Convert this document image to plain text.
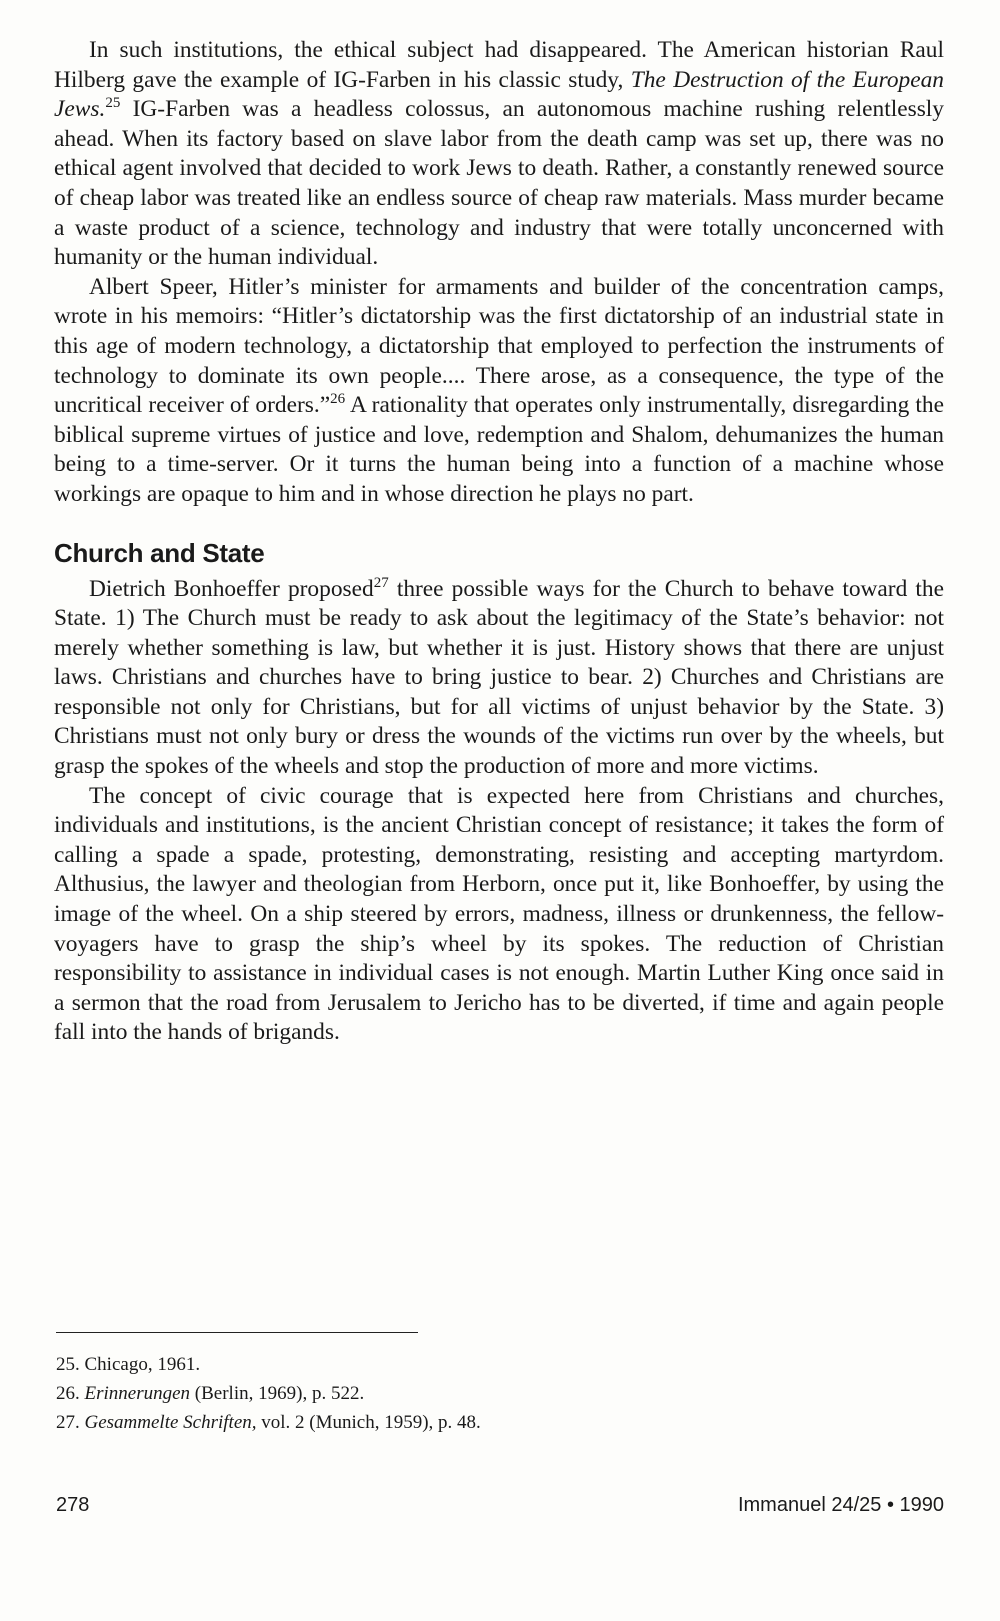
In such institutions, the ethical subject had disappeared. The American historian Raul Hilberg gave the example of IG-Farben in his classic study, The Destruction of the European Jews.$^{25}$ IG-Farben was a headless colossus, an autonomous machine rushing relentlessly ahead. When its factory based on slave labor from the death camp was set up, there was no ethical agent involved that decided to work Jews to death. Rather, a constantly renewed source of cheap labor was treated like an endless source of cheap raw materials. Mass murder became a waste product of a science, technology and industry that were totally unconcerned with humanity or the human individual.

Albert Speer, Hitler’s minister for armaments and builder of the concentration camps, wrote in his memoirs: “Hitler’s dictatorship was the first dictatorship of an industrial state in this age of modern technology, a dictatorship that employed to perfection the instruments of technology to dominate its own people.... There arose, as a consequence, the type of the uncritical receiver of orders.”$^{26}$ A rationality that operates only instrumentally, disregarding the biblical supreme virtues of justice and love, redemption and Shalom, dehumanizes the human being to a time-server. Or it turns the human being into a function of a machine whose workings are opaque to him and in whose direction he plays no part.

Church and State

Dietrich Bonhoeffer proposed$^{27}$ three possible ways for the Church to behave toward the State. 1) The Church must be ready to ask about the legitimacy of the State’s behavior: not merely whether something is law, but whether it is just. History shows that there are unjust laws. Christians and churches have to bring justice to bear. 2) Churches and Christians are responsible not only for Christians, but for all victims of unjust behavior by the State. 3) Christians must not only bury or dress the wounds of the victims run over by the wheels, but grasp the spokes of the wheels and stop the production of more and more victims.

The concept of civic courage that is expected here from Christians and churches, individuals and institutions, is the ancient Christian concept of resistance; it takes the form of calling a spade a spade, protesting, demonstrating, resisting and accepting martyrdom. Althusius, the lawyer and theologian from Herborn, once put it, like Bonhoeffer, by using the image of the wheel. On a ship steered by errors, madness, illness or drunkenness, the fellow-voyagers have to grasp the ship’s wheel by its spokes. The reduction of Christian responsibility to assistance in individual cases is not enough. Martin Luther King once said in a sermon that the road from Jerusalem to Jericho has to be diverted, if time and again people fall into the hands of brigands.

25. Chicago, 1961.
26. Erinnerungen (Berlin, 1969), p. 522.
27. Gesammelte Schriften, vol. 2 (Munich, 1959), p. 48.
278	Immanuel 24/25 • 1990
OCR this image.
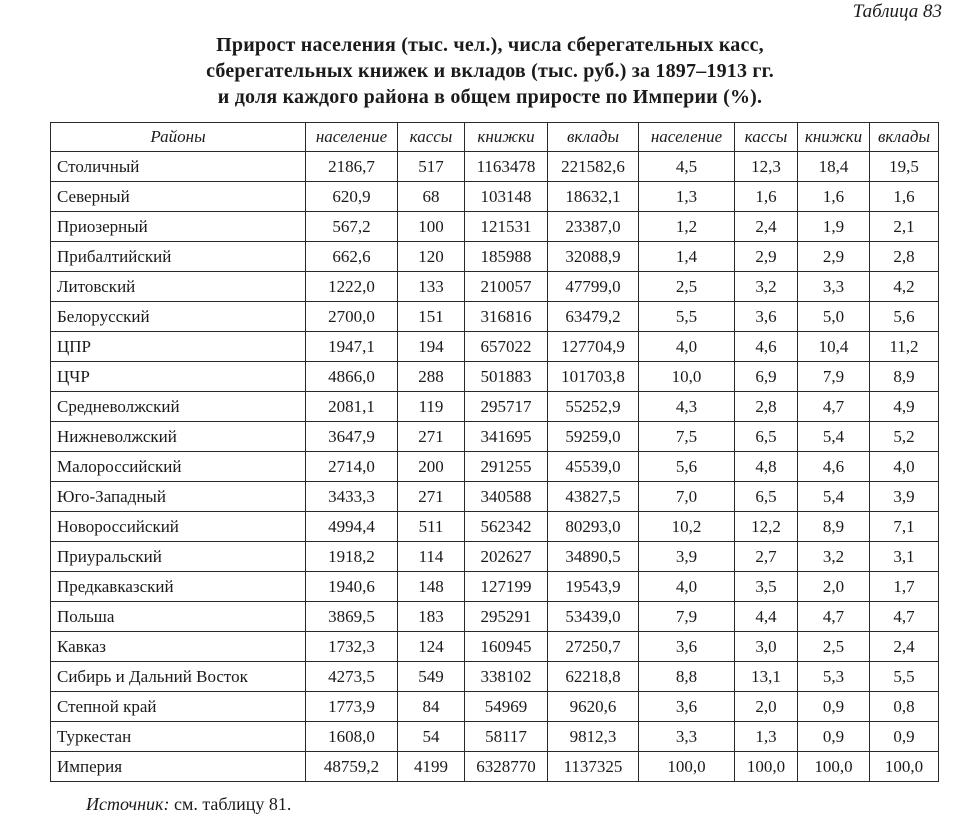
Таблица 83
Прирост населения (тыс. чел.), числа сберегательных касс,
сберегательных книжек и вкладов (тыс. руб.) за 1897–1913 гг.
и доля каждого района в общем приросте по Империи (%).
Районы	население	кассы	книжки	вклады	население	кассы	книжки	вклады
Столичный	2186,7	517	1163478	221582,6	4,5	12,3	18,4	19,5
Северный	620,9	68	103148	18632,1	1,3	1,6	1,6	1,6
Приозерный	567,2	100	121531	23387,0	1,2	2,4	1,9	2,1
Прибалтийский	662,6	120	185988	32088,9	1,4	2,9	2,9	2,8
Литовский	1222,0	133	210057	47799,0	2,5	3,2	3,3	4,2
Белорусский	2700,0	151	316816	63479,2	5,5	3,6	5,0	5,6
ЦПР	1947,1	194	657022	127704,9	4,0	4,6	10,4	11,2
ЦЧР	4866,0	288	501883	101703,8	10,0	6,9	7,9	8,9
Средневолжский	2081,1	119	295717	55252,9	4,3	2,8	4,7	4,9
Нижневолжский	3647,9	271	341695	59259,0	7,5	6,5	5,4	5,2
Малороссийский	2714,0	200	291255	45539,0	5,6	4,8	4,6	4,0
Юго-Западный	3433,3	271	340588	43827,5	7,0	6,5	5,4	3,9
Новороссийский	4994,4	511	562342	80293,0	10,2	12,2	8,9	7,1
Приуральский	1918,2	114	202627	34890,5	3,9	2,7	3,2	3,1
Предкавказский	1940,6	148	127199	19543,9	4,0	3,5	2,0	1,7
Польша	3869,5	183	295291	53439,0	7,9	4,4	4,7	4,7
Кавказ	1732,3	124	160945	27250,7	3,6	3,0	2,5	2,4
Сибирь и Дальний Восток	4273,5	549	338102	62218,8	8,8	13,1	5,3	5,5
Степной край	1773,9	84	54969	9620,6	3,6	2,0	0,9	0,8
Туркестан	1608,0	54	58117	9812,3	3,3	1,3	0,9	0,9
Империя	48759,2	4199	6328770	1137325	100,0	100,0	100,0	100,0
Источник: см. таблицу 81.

· · ·

▶ **What is asked**
Copy out each record shown above without alteration, skipping any picture.

▶ **Solved problem**
Convert this document image to plain text.
In such institutions, the ethical subject had disappeared. The American historian Raul Hilberg gave the example of IG-Farben in his classic study, The Destruction of the European Jews.$^{25}$ IG-Farben was a headless colossus, an autonomous machine rushing relentlessly ahead. When its factory based on slave labor from the death camp was set up, there was no ethical agent involved that decided to work Jews to death. Rather, a constantly renewed source of cheap labor was treated like an endless source of cheap raw materials. Mass murder became a waste product of a science, technology and industry that were totally unconcerned with humanity or the human individual.

Albert Speer, Hitler’s minister for armaments and builder of the concentration camps, wrote in his memoirs: “Hitler’s dictatorship was the first dictatorship of an industrial state in this age of modern technology, a dictatorship that employed to perfection the instruments of technology to dominate its own people.... There arose, as a consequence, the type of the uncritical receiver of orders.”$^{26}$ A rationality that operates only instrumentally, disregarding the biblical supreme virtues of justice and love, redemption and Shalom, dehumanizes the human being to a time-server. Or it turns the human being into a function of a machine whose workings are opaque to him and in whose direction he plays no part.

Church and State

Dietrich Bonhoeffer proposed$^{27}$ three possible ways for the Church to behave toward the State. 1) The Church must be ready to ask about the legitimacy of the State’s behavior: not merely whether something is law, but whether it is just. History shows that there are unjust laws. Christians and churches have to bring justice to bear. 2) Churches and Christians are responsible not only for Christians, but for all victims of unjust behavior by the State. 3) Christians must not only bury or dress the wounds of the victims run over by the wheels, but grasp the spokes of the wheels and stop the production of more and more victims.

The concept of civic courage that is expected here from Christians and churches, individuals and institutions, is the ancient Christian concept of resistance; it takes the form of calling a spade a spade, protesting, demonstrating, resisting and accepting martyrdom. Althusius, the lawyer and theologian from Herborn, once put it, like Bonhoeffer, by using the image of the wheel. On a ship steered by errors, madness, illness or drunkenness, the fellow-voyagers have to grasp the ship’s wheel by its spokes. The reduction of Christian responsibility to assistance in individual cases is not enough. Martin Luther King once said in a sermon that the road from Jerusalem to Jericho has to be diverted, if time and again people fall into the hands of brigands.

25. Chicago, 1961.
26. Erinnerungen (Berlin, 1969), p. 522.
27. Gesammelte Schriften, vol. 2 (Munich, 1959), p. 48.
278	Immanuel 24/25 • 1990
OCR this image.
Таблица 83
Прирост населения (тыс. чел.), числа сберегательных касс,
сберегательных книжек и вкладов (тыс. руб.) за 1897–1913 гг.
и доля каждого района в общем приросте по Империи (%).
Районы	население	кассы	книжки	вклады	население	кассы	книжки	вклады
Столичный	2186,7	517	1163478	221582,6	4,5	12,3	18,4	19,5
Северный	620,9	68	103148	18632,1	1,3	1,6	1,6	1,6
Приозерный	567,2	100	121531	23387,0	1,2	2,4	1,9	2,1
Прибалтийский	662,6	120	185988	32088,9	1,4	2,9	2,9	2,8
Литовский	1222,0	133	210057	47799,0	2,5	3,2	3,3	4,2
Белорусский	2700,0	151	316816	63479,2	5,5	3,6	5,0	5,6
ЦПР	1947,1	194	657022	127704,9	4,0	4,6	10,4	11,2
ЦЧР	4866,0	288	501883	101703,8	10,0	6,9	7,9	8,9
Средневолжский	2081,1	119	295717	55252,9	4,3	2,8	4,7	4,9
Нижневолжский	3647,9	271	341695	59259,0	7,5	6,5	5,4	5,2
Малороссийский	2714,0	200	291255	45539,0	5,6	4,8	4,6	4,0
Юго-Западный	3433,3	271	340588	43827,5	7,0	6,5	5,4	3,9
Новороссийский	4994,4	511	562342	80293,0	10,2	12,2	8,9	7,1
Приуральский	1918,2	114	202627	34890,5	3,9	2,7	3,2	3,1
Предкавказский	1940,6	148	127199	19543,9	4,0	3,5	2,0	1,7
Польша	3869,5	183	295291	53439,0	7,9	4,4	4,7	4,7
Кавказ	1732,3	124	160945	27250,7	3,6	3,0	2,5	2,4
Сибирь и Дальний Восток	4273,5	549	338102	62218,8	8,8	13,1	5,3	5,5
Степной край	1773,9	84	54969	9620,6	3,6	2,0	0,9	0,8
Туркестан	1608,0	54	58117	9812,3	3,3	1,3	0,9	0,9
Империя	48759,2	4199	6328770	1137325	100,0	100,0	100,0	100,0
Источник: см. таблицу 81.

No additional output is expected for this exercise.